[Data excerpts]

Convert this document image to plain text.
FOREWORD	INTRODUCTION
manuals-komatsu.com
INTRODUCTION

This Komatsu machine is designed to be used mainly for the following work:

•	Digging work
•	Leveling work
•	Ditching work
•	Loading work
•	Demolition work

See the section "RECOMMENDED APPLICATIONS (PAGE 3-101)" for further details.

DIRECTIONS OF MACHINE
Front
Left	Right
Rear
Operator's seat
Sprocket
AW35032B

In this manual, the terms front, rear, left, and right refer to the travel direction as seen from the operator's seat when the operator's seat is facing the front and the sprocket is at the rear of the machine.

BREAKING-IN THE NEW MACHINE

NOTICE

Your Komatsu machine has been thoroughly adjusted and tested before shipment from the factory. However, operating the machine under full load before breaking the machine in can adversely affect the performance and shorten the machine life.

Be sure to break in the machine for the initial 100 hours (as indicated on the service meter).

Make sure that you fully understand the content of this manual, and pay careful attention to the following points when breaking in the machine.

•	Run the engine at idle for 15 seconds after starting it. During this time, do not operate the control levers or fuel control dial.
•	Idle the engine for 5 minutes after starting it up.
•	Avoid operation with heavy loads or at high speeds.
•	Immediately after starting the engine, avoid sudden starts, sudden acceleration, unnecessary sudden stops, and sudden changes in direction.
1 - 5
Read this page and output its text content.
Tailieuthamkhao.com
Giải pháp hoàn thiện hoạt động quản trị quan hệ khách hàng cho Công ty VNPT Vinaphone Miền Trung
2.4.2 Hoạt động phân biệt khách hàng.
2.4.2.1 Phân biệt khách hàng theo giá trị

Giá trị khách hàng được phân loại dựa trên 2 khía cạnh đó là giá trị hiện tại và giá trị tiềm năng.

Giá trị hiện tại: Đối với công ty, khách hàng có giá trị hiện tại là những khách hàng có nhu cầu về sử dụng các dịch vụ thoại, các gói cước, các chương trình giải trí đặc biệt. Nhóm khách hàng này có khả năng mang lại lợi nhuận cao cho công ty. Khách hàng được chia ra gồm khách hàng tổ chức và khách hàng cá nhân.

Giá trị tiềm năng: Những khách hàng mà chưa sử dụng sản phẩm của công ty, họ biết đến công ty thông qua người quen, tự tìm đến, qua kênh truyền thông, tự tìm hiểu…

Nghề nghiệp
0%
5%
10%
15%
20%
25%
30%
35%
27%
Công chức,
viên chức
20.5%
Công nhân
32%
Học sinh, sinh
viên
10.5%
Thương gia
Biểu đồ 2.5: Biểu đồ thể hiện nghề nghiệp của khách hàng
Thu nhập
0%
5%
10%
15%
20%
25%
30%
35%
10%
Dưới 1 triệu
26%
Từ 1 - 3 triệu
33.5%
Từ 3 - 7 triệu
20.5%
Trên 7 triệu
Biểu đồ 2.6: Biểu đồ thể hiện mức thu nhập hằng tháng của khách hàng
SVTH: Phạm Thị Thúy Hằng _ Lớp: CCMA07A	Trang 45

__Exercise aim__
Extract each line from the listing above, please, and repeat it exactly.

__Exercise solution__
Convert this document image to plain text.
FOREWORD	INTRODUCTION
manuals-komatsu.com
INTRODUCTION

This Komatsu machine is designed to be used mainly for the following work:

•	Digging work
•	Leveling work
•	Ditching work
•	Loading work
•	Demolition work

See the section "RECOMMENDED APPLICATIONS (PAGE 3-101)" for further details.

DIRECTIONS OF MACHINE
Front
Left	Right
Rear
Operator's seat
Sprocket
AW35032B

In this manual, the terms front, rear, left, and right refer to the travel direction as seen from the operator's seat when the operator's seat is facing the front and the sprocket is at the rear of the machine.

BREAKING-IN THE NEW MACHINE

NOTICE

Your Komatsu machine has been thoroughly adjusted and tested before shipment from the factory. However, operating the machine under full load before breaking the machine in can adversely affect the performance and shorten the machine life.

Be sure to break in the machine for the initial 100 hours (as indicated on the service meter).

Make sure that you fully understand the content of this manual, and pay careful attention to the following points when breaking in the machine.

•	Run the engine at idle for 15 seconds after starting it. During this time, do not operate the control levers or fuel control dial.
•	Idle the engine for 5 minutes after starting it up.
•	Avoid operation with heavy loads or at high speeds.
•	Immediately after starting the engine, avoid sudden starts, sudden acceleration, unnecessary sudden stops, and sudden changes in direction.
1 - 5
Read this page and output its text content.
Tailieuthamkhao.com
Giải pháp hoàn thiện hoạt động quản trị quan hệ khách hàng cho Công ty VNPT Vinaphone Miền Trung
2.4.2 Hoạt động phân biệt khách hàng.
2.4.2.1 Phân biệt khách hàng theo giá trị

Giá trị khách hàng được phân loại dựa trên 2 khía cạnh đó là giá trị hiện tại và giá trị tiềm năng.

Giá trị hiện tại: Đối với công ty, khách hàng có giá trị hiện tại là những khách hàng có nhu cầu về sử dụng các dịch vụ thoại, các gói cước, các chương trình giải trí đặc biệt. Nhóm khách hàng này có khả năng mang lại lợi nhuận cao cho công ty. Khách hàng được chia ra gồm khách hàng tổ chức và khách hàng cá nhân.

Giá trị tiềm năng: Những khách hàng mà chưa sử dụng sản phẩm của công ty, họ biết đến công ty thông qua người quen, tự tìm đến, qua kênh truyền thông, tự tìm hiểu…

Nghề nghiệp
0%
5%
10%
15%
20%
25%
30%
35%
27%
Công chức,
viên chức
20.5%
Công nhân
32%
Học sinh, sinh
viên
10.5%
Thương gia
Biểu đồ 2.5: Biểu đồ thể hiện nghề nghiệp của khách hàng
Thu nhập
0%
5%
10%
15%
20%
25%
30%
35%
10%
Dưới 1 triệu
26%
Từ 1 - 3 triệu
33.5%
Từ 3 - 7 triệu
20.5%
Trên 7 triệu
Biểu đồ 2.6: Biểu đồ thể hiện mức thu nhập hằng tháng của khách hàng
SVTH: Phạm Thị Thúy Hằng _ Lớp: CCMA07A	Trang 45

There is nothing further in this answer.